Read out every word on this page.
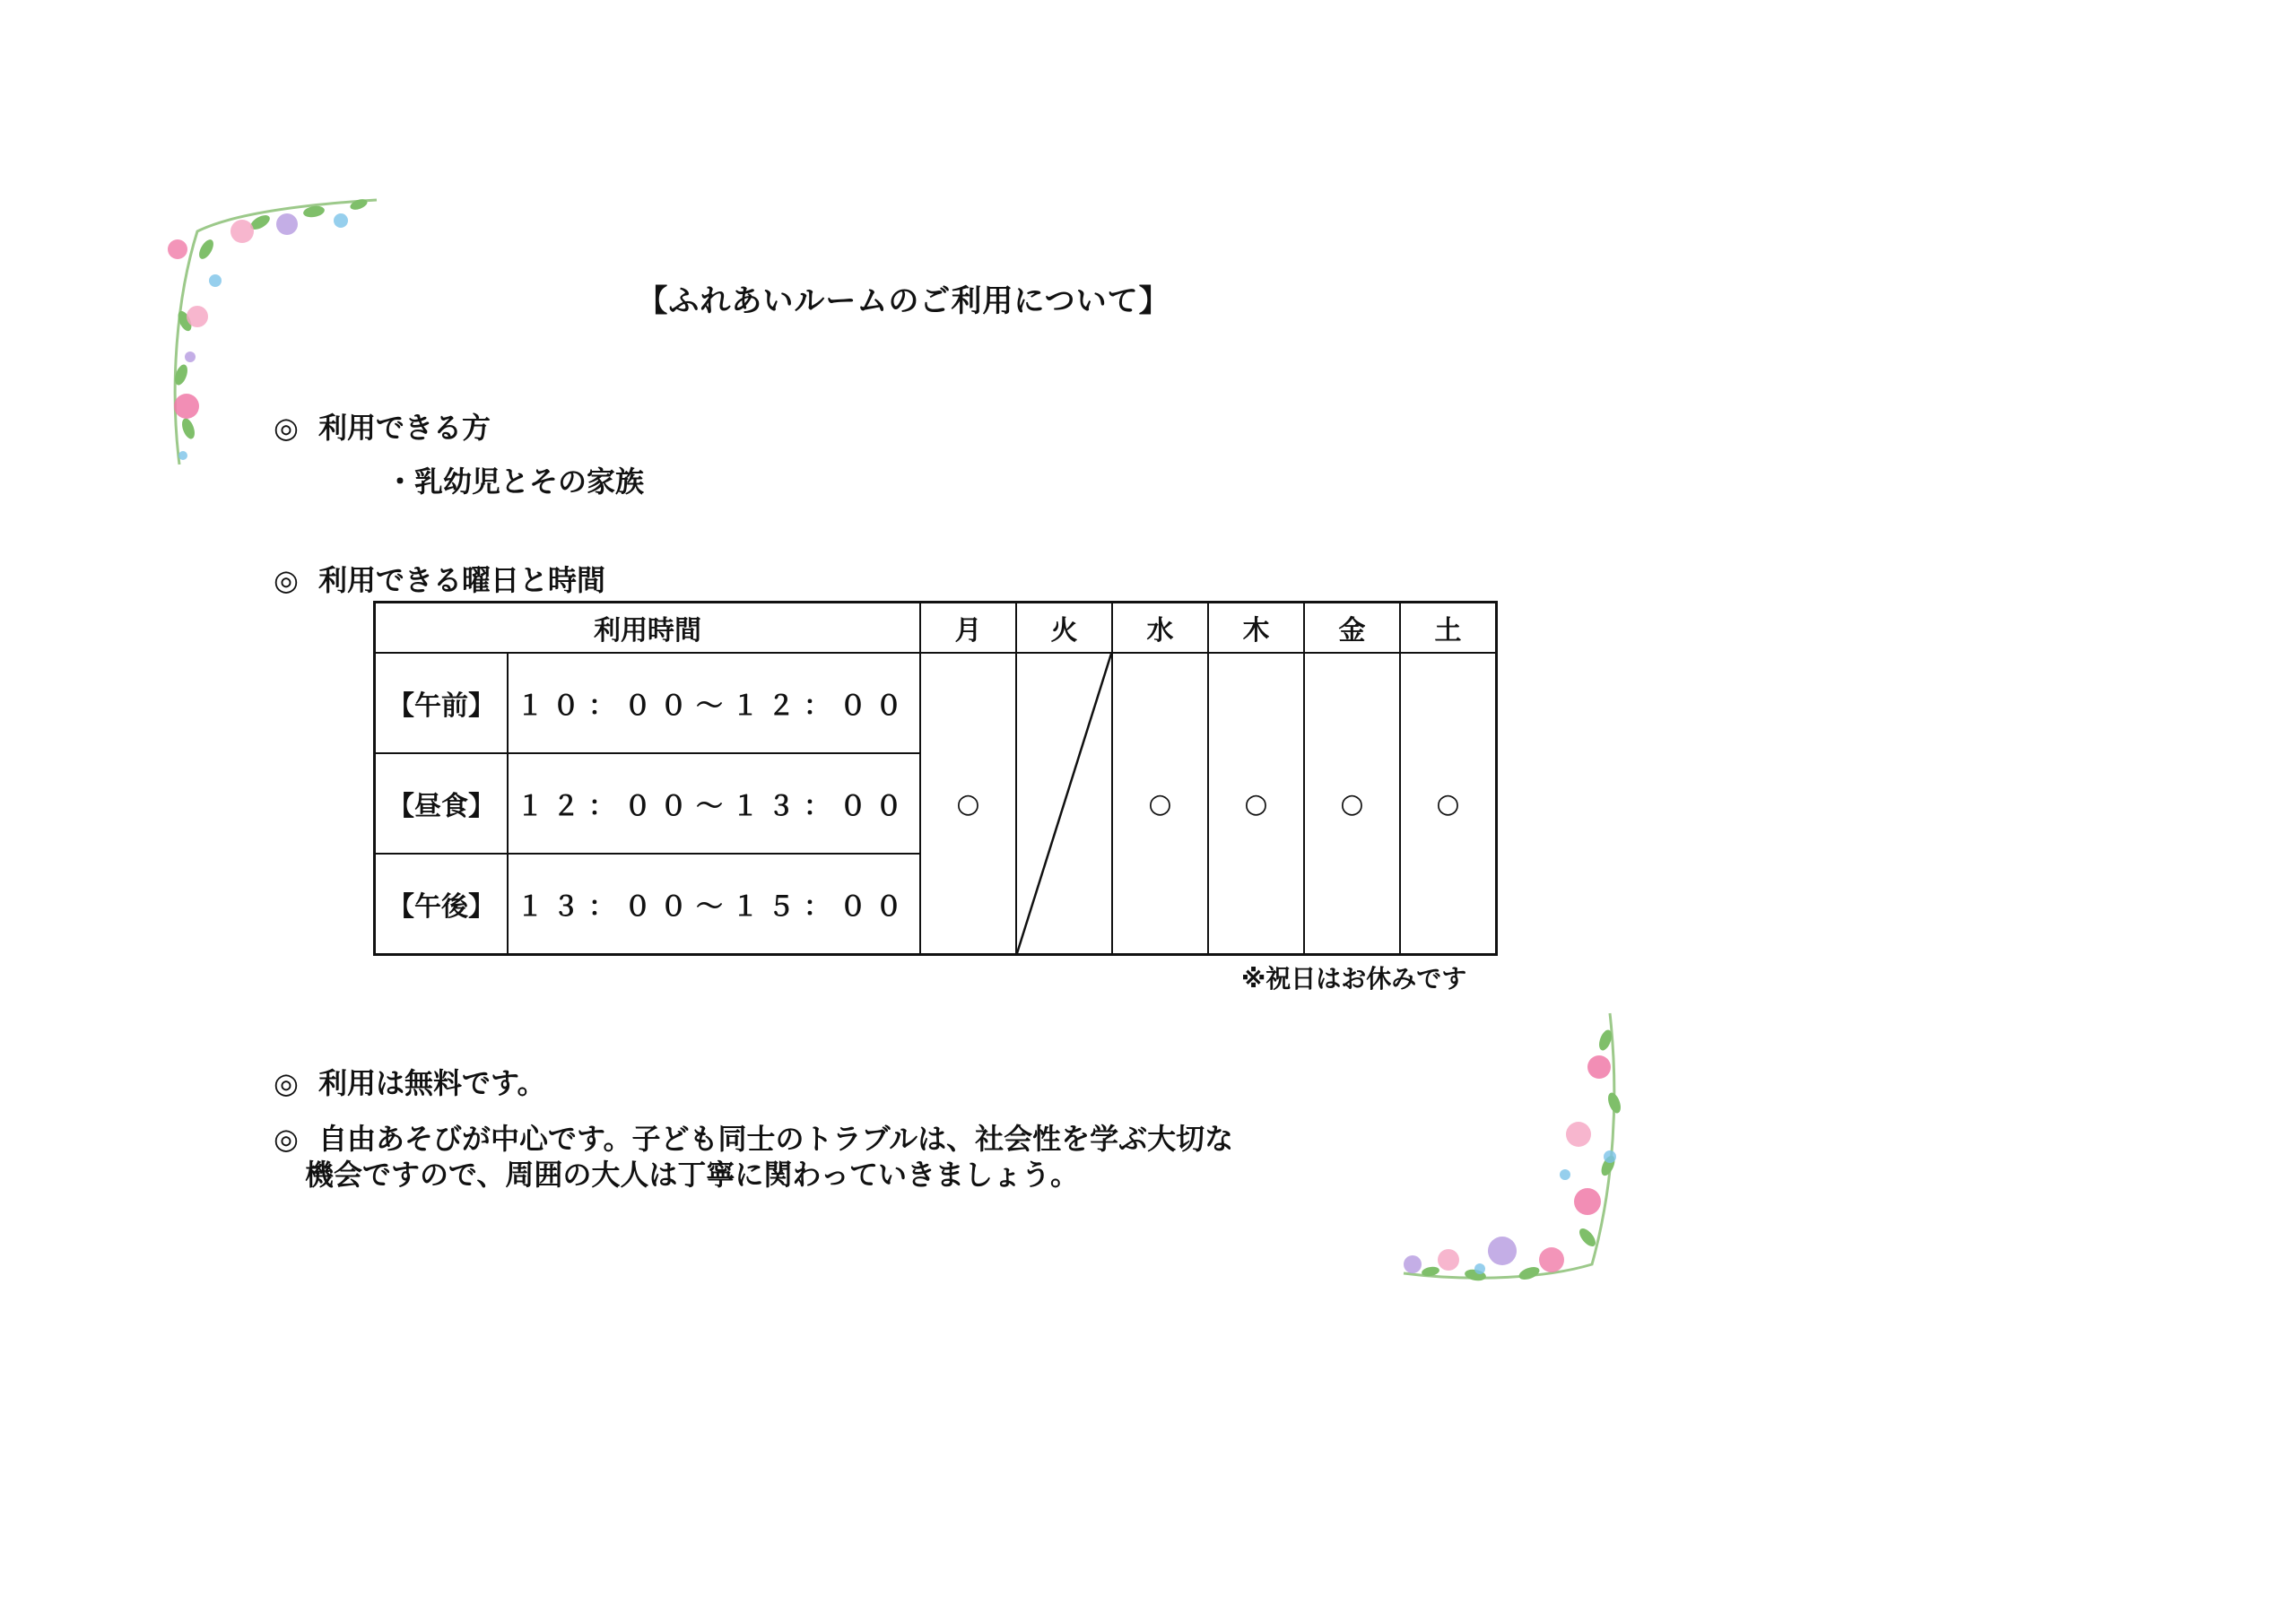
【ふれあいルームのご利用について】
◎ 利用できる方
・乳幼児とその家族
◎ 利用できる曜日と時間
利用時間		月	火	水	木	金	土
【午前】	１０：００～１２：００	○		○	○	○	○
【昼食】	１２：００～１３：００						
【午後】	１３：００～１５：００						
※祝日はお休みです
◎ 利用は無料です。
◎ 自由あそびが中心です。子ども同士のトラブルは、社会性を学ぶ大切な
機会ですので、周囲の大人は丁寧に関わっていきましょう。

→ **Your objective**
Write out all the entries again, word for word, and print no images.

→ **Expected answer**
Read out every word on this page.
【ふれあいルームのご利用について】
◎ 利用できる方
・乳幼児とその家族
◎ 利用できる曜日と時間
利用時間		月	火	水	木	金	土
【午前】	１０：００～１２：００	○		○	○	○	○
【昼食】	１２：００～１３：００						
【午後】	１３：００～１５：００						
※祝日はお休みです
◎ 利用は無料です。
◎ 自由あそびが中心です。子ども同士のトラブルは、社会性を学ぶ大切な
機会ですので、周囲の大人は丁寧に関わっていきましょう。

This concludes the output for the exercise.